[Entries taken from a collection]
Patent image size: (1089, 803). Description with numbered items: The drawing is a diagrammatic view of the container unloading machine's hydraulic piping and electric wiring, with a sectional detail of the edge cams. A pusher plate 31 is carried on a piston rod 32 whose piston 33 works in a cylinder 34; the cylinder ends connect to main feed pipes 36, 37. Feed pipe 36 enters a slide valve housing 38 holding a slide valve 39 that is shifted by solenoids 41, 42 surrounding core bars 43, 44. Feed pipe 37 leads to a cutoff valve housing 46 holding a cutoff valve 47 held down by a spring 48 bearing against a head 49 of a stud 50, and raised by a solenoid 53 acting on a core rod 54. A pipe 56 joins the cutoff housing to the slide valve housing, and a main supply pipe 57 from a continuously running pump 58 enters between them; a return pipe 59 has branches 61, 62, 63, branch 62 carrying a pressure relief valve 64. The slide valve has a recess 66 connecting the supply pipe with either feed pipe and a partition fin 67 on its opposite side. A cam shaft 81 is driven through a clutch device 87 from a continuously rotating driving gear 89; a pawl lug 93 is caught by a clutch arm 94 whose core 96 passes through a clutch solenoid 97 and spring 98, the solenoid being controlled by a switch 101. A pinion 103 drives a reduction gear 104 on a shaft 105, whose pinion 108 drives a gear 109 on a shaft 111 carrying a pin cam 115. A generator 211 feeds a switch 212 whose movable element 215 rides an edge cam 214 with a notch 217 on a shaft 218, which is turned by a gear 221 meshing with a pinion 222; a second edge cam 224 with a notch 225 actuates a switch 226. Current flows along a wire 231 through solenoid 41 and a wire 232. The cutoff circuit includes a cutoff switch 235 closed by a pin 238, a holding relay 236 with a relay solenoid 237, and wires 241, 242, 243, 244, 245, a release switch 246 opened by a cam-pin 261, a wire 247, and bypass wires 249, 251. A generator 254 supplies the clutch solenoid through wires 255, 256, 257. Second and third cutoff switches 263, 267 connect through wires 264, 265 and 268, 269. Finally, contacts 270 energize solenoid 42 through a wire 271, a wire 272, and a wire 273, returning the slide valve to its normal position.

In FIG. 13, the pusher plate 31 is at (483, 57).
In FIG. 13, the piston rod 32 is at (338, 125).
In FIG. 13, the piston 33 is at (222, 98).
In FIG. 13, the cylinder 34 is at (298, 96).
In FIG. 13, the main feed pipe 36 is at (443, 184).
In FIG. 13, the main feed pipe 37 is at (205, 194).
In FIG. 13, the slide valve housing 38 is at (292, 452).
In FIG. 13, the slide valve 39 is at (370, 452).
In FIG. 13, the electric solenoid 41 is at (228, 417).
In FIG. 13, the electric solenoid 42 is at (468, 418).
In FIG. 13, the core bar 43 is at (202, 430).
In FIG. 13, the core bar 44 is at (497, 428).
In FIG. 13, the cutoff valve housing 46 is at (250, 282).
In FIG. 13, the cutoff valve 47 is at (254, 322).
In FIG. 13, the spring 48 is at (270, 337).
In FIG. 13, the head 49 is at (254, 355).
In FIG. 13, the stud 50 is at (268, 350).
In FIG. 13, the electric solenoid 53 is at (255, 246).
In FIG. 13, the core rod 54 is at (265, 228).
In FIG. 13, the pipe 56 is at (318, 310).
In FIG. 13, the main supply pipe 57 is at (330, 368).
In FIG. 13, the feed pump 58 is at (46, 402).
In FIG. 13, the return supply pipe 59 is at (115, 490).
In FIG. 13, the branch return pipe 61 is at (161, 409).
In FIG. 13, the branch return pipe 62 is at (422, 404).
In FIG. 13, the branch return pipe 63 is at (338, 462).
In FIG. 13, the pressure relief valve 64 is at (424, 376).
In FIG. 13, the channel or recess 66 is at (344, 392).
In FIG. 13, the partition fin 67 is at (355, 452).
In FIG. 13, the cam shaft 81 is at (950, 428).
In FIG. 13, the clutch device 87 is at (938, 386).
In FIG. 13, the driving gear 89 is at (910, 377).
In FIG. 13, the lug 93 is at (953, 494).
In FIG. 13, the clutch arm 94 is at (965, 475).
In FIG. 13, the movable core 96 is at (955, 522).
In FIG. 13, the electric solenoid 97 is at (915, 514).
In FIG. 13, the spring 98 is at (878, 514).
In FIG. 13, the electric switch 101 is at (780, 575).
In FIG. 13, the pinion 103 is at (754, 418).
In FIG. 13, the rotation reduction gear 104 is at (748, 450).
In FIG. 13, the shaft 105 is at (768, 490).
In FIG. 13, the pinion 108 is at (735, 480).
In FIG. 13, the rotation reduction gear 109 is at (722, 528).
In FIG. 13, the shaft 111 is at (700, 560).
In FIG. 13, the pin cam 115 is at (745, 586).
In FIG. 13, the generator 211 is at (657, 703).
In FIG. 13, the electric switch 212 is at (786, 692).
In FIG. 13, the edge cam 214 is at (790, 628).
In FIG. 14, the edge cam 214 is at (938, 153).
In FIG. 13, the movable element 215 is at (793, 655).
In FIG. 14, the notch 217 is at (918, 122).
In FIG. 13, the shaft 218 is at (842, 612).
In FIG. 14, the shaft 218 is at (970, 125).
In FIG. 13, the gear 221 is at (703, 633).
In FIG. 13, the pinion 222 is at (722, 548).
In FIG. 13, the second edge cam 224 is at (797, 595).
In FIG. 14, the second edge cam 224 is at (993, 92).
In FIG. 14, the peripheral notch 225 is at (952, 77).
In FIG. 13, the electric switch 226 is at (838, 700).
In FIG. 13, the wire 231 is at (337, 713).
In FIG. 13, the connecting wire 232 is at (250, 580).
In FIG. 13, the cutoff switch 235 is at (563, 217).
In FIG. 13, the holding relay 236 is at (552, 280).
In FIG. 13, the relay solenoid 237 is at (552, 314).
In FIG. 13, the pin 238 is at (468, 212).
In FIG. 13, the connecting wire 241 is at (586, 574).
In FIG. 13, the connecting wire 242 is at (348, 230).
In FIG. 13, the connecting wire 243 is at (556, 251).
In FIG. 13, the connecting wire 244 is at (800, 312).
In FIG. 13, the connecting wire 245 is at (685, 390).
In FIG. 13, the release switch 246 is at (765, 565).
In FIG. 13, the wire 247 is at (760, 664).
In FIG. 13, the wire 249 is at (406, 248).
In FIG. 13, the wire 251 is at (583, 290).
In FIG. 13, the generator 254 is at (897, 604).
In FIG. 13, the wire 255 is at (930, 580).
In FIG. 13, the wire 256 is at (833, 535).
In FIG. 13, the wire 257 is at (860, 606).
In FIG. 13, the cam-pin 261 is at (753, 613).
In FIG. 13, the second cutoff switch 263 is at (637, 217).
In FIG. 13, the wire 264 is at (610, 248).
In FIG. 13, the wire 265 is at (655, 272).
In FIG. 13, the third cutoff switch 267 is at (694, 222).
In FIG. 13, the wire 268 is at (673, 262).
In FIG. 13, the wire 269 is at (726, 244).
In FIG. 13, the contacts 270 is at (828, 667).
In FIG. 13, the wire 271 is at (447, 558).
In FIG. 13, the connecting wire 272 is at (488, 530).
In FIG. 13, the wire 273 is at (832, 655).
...
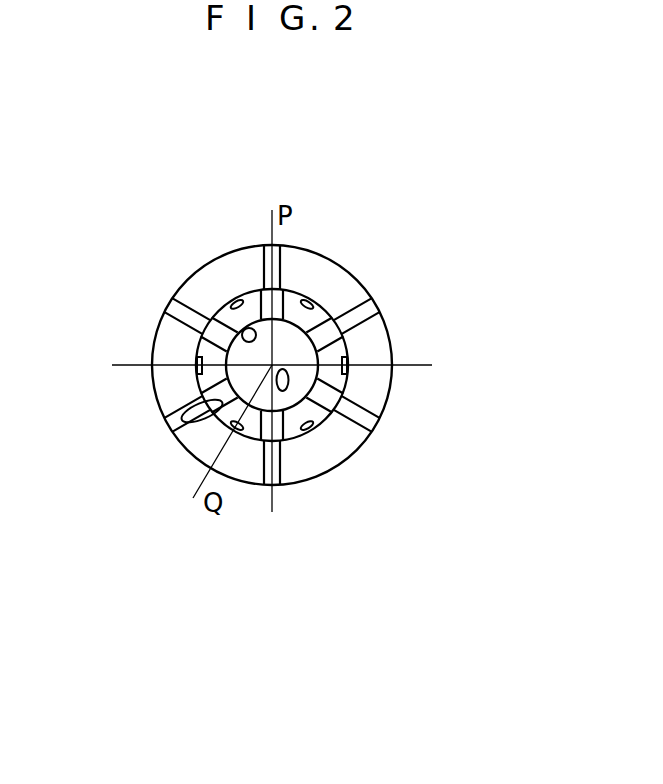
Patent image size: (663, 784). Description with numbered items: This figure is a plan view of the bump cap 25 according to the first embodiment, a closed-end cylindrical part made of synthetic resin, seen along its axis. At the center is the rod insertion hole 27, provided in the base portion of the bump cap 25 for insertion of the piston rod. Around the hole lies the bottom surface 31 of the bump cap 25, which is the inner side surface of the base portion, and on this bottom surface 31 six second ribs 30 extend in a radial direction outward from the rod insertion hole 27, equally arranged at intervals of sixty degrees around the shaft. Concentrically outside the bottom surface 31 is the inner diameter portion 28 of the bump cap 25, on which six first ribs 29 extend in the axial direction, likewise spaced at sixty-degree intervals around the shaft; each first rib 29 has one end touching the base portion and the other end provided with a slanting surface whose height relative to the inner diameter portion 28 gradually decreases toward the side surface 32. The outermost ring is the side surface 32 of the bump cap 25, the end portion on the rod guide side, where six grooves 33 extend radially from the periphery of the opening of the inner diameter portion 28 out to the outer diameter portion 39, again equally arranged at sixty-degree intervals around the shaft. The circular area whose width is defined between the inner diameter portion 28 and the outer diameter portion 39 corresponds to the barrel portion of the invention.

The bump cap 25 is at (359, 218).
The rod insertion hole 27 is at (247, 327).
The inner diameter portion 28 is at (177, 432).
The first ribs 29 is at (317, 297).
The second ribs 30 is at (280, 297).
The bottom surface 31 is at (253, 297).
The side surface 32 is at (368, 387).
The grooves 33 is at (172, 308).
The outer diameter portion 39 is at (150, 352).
---
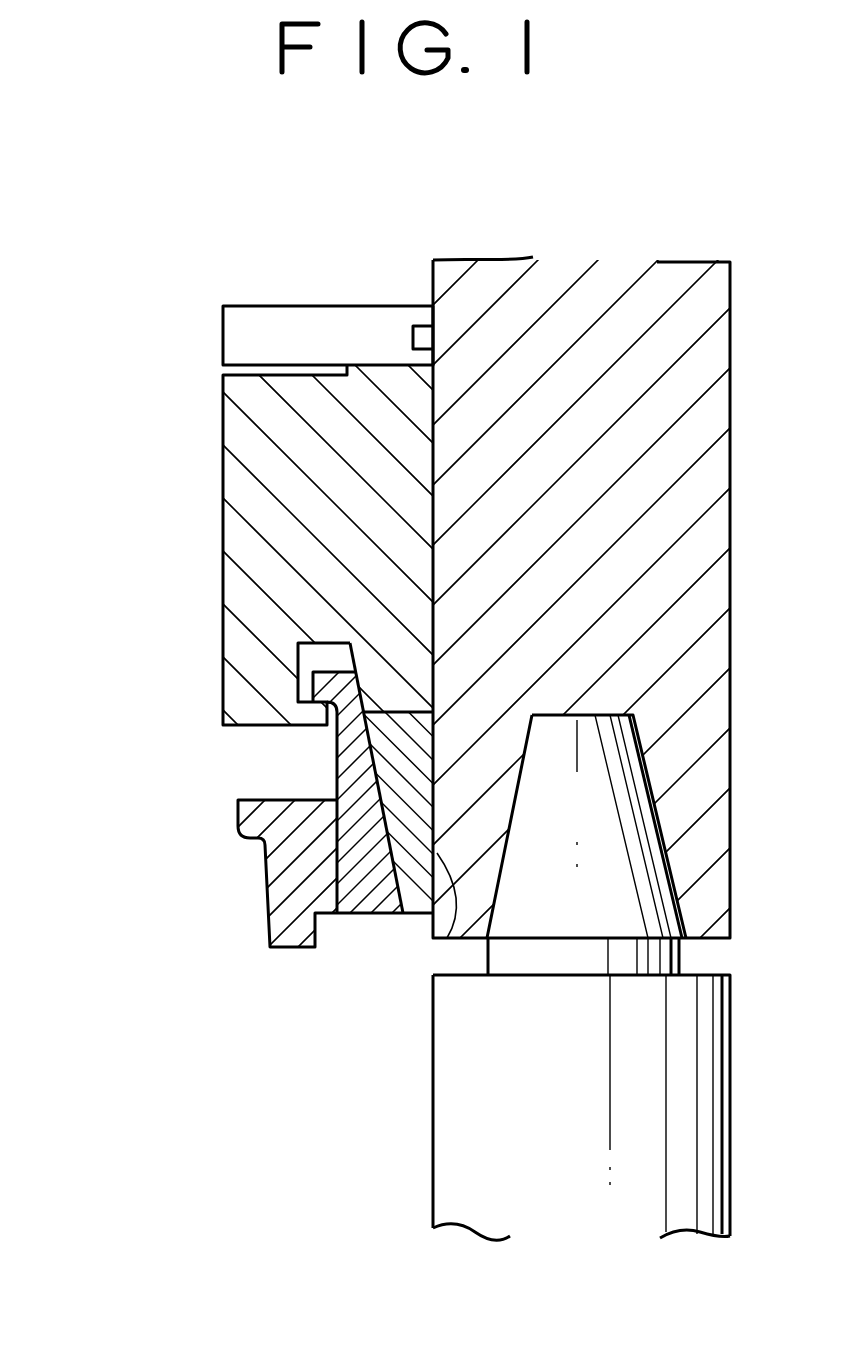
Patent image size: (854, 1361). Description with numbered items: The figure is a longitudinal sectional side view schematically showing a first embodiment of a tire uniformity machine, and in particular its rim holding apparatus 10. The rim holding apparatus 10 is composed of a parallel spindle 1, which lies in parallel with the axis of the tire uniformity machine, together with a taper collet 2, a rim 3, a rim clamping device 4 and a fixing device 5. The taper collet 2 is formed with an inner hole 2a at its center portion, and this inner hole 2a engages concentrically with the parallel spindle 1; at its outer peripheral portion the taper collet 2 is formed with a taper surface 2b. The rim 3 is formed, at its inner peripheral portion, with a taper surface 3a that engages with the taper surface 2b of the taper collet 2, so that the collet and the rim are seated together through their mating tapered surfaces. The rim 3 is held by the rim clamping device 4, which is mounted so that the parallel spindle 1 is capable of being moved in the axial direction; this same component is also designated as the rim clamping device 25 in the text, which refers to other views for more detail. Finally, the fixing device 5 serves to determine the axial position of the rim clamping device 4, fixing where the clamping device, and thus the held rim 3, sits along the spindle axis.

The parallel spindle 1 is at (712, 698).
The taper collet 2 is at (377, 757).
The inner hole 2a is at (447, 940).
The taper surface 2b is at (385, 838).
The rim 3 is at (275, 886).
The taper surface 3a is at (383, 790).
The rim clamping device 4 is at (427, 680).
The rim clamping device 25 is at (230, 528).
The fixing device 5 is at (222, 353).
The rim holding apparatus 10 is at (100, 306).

• _Task directions_
Return every line of the listing above that contains the word "peripheral".

• _Reply to the exercise_
In FIG. 14, the peripheral notch 225 is at (952, 77).
Patent image size: (854, 1361). Description with numbered items: The figure is a longitudinal sectional side view schematically showing a first embodiment of a tire uniformity machine, and in particular its rim holding apparatus 10. The rim holding apparatus 10 is composed of a parallel spindle 1, which lies in parallel with the axis of the tire uniformity machine, together with a taper collet 2, a rim 3, a rim clamping device 4 and a fixing device 5. The taper collet 2 is formed with an inner hole 2a at its center portion, and this inner hole 2a engages concentrically with the parallel spindle 1; at its outer peripheral portion the taper collet 2 is formed with a taper surface 2b. The rim 3 is formed, at its inner peripheral portion, with a taper surface 3a that engages with the taper surface 2b of the taper collet 2, so that the collet and the rim are seated together through their mating tapered surfaces. The rim 3 is held by the rim clamping device 4, which is mounted so that the parallel spindle 1 is capable of being moved in the axial direction; this same component is also designated as the rim clamping device 25 in the text, which refers to other views for more detail. Finally, the fixing device 5 serves to determine the axial position of the rim clamping device 4, fixing where the clamping device, and thus the held rim 3, sits along the spindle axis.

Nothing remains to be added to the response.